==== Material for this exercise ====

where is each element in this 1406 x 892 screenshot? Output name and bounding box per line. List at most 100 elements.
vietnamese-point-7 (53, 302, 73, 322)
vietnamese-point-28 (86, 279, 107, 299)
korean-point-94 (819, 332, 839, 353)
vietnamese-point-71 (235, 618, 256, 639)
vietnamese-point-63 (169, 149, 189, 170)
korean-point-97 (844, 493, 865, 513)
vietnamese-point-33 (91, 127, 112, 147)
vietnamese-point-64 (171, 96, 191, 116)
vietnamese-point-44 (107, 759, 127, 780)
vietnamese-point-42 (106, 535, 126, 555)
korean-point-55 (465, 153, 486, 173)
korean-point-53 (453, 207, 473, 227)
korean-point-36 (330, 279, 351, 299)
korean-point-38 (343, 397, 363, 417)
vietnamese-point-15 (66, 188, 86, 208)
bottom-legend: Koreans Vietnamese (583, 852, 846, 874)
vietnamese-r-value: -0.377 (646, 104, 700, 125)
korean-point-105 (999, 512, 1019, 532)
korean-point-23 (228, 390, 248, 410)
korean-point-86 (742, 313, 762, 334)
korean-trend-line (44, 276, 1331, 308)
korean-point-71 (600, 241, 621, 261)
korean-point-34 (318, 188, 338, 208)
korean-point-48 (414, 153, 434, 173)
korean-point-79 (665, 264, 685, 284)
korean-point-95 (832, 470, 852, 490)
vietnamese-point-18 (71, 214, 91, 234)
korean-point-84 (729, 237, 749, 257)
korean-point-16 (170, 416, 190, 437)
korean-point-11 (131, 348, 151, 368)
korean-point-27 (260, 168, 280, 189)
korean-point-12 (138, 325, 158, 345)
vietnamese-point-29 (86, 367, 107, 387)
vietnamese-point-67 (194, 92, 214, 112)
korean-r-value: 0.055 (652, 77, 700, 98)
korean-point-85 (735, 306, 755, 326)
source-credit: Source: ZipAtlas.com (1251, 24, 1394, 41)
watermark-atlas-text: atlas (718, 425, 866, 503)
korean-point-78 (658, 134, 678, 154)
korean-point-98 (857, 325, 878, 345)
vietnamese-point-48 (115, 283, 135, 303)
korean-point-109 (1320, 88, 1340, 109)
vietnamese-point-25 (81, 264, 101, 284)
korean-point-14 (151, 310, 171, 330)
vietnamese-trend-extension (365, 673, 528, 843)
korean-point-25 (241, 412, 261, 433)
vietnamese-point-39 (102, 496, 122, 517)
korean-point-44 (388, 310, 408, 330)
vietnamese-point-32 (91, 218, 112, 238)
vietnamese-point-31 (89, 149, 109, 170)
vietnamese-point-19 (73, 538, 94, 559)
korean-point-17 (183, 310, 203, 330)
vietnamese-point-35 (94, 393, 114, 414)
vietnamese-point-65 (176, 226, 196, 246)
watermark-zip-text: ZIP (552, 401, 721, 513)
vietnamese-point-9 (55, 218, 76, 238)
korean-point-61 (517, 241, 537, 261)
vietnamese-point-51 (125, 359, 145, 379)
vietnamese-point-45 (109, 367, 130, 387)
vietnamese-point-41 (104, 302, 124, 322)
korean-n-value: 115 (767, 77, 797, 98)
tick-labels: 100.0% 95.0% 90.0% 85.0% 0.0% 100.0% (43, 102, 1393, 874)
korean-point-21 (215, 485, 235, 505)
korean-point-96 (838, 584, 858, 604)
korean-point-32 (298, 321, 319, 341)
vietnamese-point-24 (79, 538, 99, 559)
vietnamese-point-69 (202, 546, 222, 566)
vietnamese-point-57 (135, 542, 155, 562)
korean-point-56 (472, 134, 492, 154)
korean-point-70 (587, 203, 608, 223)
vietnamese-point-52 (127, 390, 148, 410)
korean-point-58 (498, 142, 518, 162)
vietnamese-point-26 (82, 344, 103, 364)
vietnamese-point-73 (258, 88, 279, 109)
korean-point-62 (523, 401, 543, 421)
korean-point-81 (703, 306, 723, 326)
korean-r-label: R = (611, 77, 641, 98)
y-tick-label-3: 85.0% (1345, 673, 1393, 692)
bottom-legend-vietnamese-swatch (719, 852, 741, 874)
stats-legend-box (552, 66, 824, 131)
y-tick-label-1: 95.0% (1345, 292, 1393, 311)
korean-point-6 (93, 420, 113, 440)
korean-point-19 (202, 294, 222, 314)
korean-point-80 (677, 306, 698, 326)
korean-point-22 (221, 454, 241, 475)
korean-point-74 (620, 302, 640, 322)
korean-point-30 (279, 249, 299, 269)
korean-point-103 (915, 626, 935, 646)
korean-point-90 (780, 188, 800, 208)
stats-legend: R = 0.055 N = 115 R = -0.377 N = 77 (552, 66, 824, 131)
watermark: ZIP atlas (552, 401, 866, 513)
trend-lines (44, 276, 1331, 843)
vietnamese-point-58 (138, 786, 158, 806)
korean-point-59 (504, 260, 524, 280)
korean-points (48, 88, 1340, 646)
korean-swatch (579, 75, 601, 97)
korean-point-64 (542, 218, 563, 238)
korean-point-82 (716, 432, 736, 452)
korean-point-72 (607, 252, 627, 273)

====

§ What the task asks: Swap "source-credit" for "attribution" throughout the material above, and write out all of its lines again with nothing else changed.

§ Answer below:
where is each element in this 1406 x 892 screenshot? Output name and bounding box per line. List at most 100 elements.
vietnamese-point-7 (53, 302, 73, 322)
vietnamese-point-28 (86, 279, 107, 299)
korean-point-94 (819, 332, 839, 353)
vietnamese-point-71 (235, 618, 256, 639)
vietnamese-point-63 (169, 149, 189, 170)
korean-point-97 (844, 493, 865, 513)
vietnamese-point-33 (91, 127, 112, 147)
vietnamese-point-64 (171, 96, 191, 116)
vietnamese-point-44 (107, 759, 127, 780)
vietnamese-point-42 (106, 535, 126, 555)
korean-point-55 (465, 153, 486, 173)
korean-point-53 (453, 207, 473, 227)
korean-point-36 (330, 279, 351, 299)
korean-point-38 (343, 397, 363, 417)
vietnamese-point-15 (66, 188, 86, 208)
bottom-legend: Koreans Vietnamese (583, 852, 846, 874)
vietnamese-r-value: -0.377 (646, 104, 700, 125)
korean-point-105 (999, 512, 1019, 532)
korean-point-23 (228, 390, 248, 410)
korean-point-86 (742, 313, 762, 334)
korean-trend-line (44, 276, 1331, 308)
korean-point-71 (600, 241, 621, 261)
korean-point-34 (318, 188, 338, 208)
korean-point-48 (414, 153, 434, 173)
korean-point-79 (665, 264, 685, 284)
korean-point-95 (832, 470, 852, 490)
vietnamese-point-18 (71, 214, 91, 234)
korean-point-84 (729, 237, 749, 257)
korean-point-16 (170, 416, 190, 437)
korean-point-11 (131, 348, 151, 368)
korean-point-27 (260, 168, 280, 189)
korean-point-12 (138, 325, 158, 345)
vietnamese-point-29 (86, 367, 107, 387)
vietnamese-point-67 (194, 92, 214, 112)
korean-r-value: 0.055 (652, 77, 700, 98)
korean-point-85 (735, 306, 755, 326)
attribution: Source: ZipAtlas.com (1251, 24, 1394, 41)
watermark-atlas-text: atlas (718, 425, 866, 503)
korean-point-78 (658, 134, 678, 154)
korean-point-98 (857, 325, 878, 345)
vietnamese-point-48 (115, 283, 135, 303)
korean-point-109 (1320, 88, 1340, 109)
vietnamese-point-25 (81, 264, 101, 284)
korean-point-14 (151, 310, 171, 330)
vietnamese-trend-extension (365, 673, 528, 843)
korean-point-25 (241, 412, 261, 433)
vietnamese-point-39 (102, 496, 122, 517)
korean-point-44 (388, 310, 408, 330)
vietnamese-point-32 (91, 218, 112, 238)
vietnamese-point-31 (89, 149, 109, 170)
vietnamese-point-19 (73, 538, 94, 559)
korean-point-17 (183, 310, 203, 330)
vietnamese-point-35 (94, 393, 114, 414)
vietnamese-point-65 (176, 226, 196, 246)
watermark-zip-text: ZIP (552, 401, 721, 513)
vietnamese-point-9 (55, 218, 76, 238)
korean-point-61 (517, 241, 537, 261)
vietnamese-point-51 (125, 359, 145, 379)
vietnamese-point-45 (109, 367, 130, 387)
vietnamese-point-41 (104, 302, 124, 322)
korean-n-value: 115 (767, 77, 797, 98)
tick-labels: 100.0% 95.0% 90.0% 85.0% 0.0% 100.0% (43, 102, 1393, 874)
korean-point-21 (215, 485, 235, 505)
korean-point-96 (838, 584, 858, 604)
korean-point-32 (298, 321, 319, 341)
vietnamese-point-24 (79, 538, 99, 559)
vietnamese-point-69 (202, 546, 222, 566)
vietnamese-point-57 (135, 542, 155, 562)
korean-point-56 (472, 134, 492, 154)
korean-point-70 (587, 203, 608, 223)
vietnamese-point-52 (127, 390, 148, 410)
korean-point-58 (498, 142, 518, 162)
vietnamese-point-26 (82, 344, 103, 364)
vietnamese-point-73 (258, 88, 279, 109)
korean-point-62 (523, 401, 543, 421)
korean-point-81 (703, 306, 723, 326)
korean-r-label: R = (611, 77, 641, 98)
y-tick-label-3: 85.0% (1345, 673, 1393, 692)
bottom-legend-vietnamese-swatch (719, 852, 741, 874)
stats-legend-box (552, 66, 824, 131)
y-tick-label-1: 95.0% (1345, 292, 1393, 311)
korean-point-6 (93, 420, 113, 440)
korean-point-19 (202, 294, 222, 314)
korean-point-80 (677, 306, 698, 326)
korean-point-22 (221, 454, 241, 475)
korean-point-74 (620, 302, 640, 322)
korean-point-30 (279, 249, 299, 269)
korean-point-103 (915, 626, 935, 646)
korean-point-90 (780, 188, 800, 208)
stats-legend: R = 0.055 N = 115 R = -0.377 N = 77 (552, 66, 824, 131)
watermark: ZIP atlas (552, 401, 866, 513)
trend-lines (44, 276, 1331, 843)
vietnamese-point-58 (138, 786, 158, 806)
korean-point-59 (504, 260, 524, 280)
korean-points (48, 88, 1340, 646)
korean-swatch (579, 75, 601, 97)
korean-point-64 (542, 218, 563, 238)
korean-point-82 (716, 432, 736, 452)
korean-point-72 (607, 252, 627, 273)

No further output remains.